SUPPLIED MATERIAL

··········

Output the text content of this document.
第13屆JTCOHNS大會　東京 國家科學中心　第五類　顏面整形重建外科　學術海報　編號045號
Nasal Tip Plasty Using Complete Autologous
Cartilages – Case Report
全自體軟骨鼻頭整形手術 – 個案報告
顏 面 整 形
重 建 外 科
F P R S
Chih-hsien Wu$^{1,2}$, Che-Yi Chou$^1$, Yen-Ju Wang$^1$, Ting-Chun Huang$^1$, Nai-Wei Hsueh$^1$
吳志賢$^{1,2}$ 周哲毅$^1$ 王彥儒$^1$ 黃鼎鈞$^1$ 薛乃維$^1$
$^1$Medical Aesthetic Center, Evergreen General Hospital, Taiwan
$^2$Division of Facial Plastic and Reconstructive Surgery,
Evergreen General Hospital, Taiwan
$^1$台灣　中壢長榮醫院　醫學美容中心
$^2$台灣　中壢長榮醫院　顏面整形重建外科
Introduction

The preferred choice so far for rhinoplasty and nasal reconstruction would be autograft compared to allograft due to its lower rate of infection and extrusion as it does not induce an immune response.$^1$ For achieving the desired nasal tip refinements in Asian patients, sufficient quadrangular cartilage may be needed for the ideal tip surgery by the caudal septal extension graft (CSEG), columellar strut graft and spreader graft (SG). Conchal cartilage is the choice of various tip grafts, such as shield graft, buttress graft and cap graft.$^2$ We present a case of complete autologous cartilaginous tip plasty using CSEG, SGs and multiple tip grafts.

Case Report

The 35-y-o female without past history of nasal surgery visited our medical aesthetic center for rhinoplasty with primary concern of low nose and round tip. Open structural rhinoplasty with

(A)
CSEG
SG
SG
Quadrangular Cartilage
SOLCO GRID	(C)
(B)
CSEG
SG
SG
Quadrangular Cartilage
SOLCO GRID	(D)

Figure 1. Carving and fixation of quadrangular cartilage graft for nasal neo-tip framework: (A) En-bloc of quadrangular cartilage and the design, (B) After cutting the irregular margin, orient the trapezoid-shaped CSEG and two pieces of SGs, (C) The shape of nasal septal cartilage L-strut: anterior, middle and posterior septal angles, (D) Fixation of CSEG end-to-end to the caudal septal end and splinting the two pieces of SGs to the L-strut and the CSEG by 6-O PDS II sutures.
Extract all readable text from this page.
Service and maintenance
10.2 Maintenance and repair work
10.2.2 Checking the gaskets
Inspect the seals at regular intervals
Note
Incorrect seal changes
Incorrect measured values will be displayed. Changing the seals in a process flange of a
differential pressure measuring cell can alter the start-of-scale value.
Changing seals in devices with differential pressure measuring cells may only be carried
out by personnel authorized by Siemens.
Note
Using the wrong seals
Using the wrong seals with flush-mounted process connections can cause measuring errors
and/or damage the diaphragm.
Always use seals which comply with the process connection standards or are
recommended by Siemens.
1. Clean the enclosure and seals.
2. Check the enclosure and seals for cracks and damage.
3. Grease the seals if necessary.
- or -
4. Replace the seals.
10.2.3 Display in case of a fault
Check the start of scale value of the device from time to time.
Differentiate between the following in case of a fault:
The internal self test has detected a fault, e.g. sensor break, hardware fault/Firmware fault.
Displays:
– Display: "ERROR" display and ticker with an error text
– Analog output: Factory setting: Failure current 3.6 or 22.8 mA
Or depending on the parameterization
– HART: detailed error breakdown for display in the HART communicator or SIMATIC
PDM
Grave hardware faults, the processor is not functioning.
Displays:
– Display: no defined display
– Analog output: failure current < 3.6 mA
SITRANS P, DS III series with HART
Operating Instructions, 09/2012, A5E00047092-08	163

··········

BRIEF
Print the listing once more, exactly as it stands above.

RESPONSE TO THIS EXERCISE
Output the text content of this document.
第13屆JTCOHNS大會　東京 國家科學中心　第五類　顏面整形重建外科　學術海報　編號045號
Nasal Tip Plasty Using Complete Autologous
Cartilages – Case Report
全自體軟骨鼻頭整形手術 – 個案報告
顏 面 整 形
重 建 外 科
F P R S
Chih-hsien Wu$^{1,2}$, Che-Yi Chou$^1$, Yen-Ju Wang$^1$, Ting-Chun Huang$^1$, Nai-Wei Hsueh$^1$
吳志賢$^{1,2}$ 周哲毅$^1$ 王彥儒$^1$ 黃鼎鈞$^1$ 薛乃維$^1$
$^1$Medical Aesthetic Center, Evergreen General Hospital, Taiwan
$^2$Division of Facial Plastic and Reconstructive Surgery,
Evergreen General Hospital, Taiwan
$^1$台灣　中壢長榮醫院　醫學美容中心
$^2$台灣　中壢長榮醫院　顏面整形重建外科
Introduction

The preferred choice so far for rhinoplasty and nasal reconstruction would be autograft compared to allograft due to its lower rate of infection and extrusion as it does not induce an immune response.$^1$ For achieving the desired nasal tip refinements in Asian patients, sufficient quadrangular cartilage may be needed for the ideal tip surgery by the caudal septal extension graft (CSEG), columellar strut graft and spreader graft (SG). Conchal cartilage is the choice of various tip grafts, such as shield graft, buttress graft and cap graft.$^2$ We present a case of complete autologous cartilaginous tip plasty using CSEG, SGs and multiple tip grafts.

Case Report

The 35-y-o female without past history of nasal surgery visited our medical aesthetic center for rhinoplasty with primary concern of low nose and round tip. Open structural rhinoplasty with

(A)
CSEG
SG
SG
Quadrangular Cartilage
SOLCO GRID	(C)
(B)
CSEG
SG
SG
Quadrangular Cartilage
SOLCO GRID	(D)

Figure 1. Carving and fixation of quadrangular cartilage graft for nasal neo-tip framework: (A) En-bloc of quadrangular cartilage and the design, (B) After cutting the irregular margin, orient the trapezoid-shaped CSEG and two pieces of SGs, (C) The shape of nasal septal cartilage L-strut: anterior, middle and posterior septal angles, (D) Fixation of CSEG end-to-end to the caudal septal end and splinting the two pieces of SGs to the L-strut and the CSEG by 6-O PDS II sutures.
Extract all readable text from this page.
Service and maintenance
10.2 Maintenance and repair work
10.2.2 Checking the gaskets
Inspect the seals at regular intervals
Note
Incorrect seal changes
Incorrect measured values will be displayed. Changing the seals in a process flange of a
differential pressure measuring cell can alter the start-of-scale value.
Changing seals in devices with differential pressure measuring cells may only be carried
out by personnel authorized by Siemens.
Note
Using the wrong seals
Using the wrong seals with flush-mounted process connections can cause measuring errors
and/or damage the diaphragm.
Always use seals which comply with the process connection standards or are
recommended by Siemens.
1. Clean the enclosure and seals.
2. Check the enclosure and seals for cracks and damage.
3. Grease the seals if necessary.
- or -
4. Replace the seals.
10.2.3 Display in case of a fault
Check the start of scale value of the device from time to time.
Differentiate between the following in case of a fault:
The internal self test has detected a fault, e.g. sensor break, hardware fault/Firmware fault.
Displays:
– Display: "ERROR" display and ticker with an error text
– Analog output: Factory setting: Failure current 3.6 or 22.8 mA
Or depending on the parameterization
– HART: detailed error breakdown for display in the HART communicator or SIMATIC
PDM
Grave hardware faults, the processor is not functioning.
Displays:
– Display: no defined display
– Analog output: failure current < 3.6 mA
SITRANS P, DS III series with HART
Operating Instructions, 09/2012, A5E00047092-08	163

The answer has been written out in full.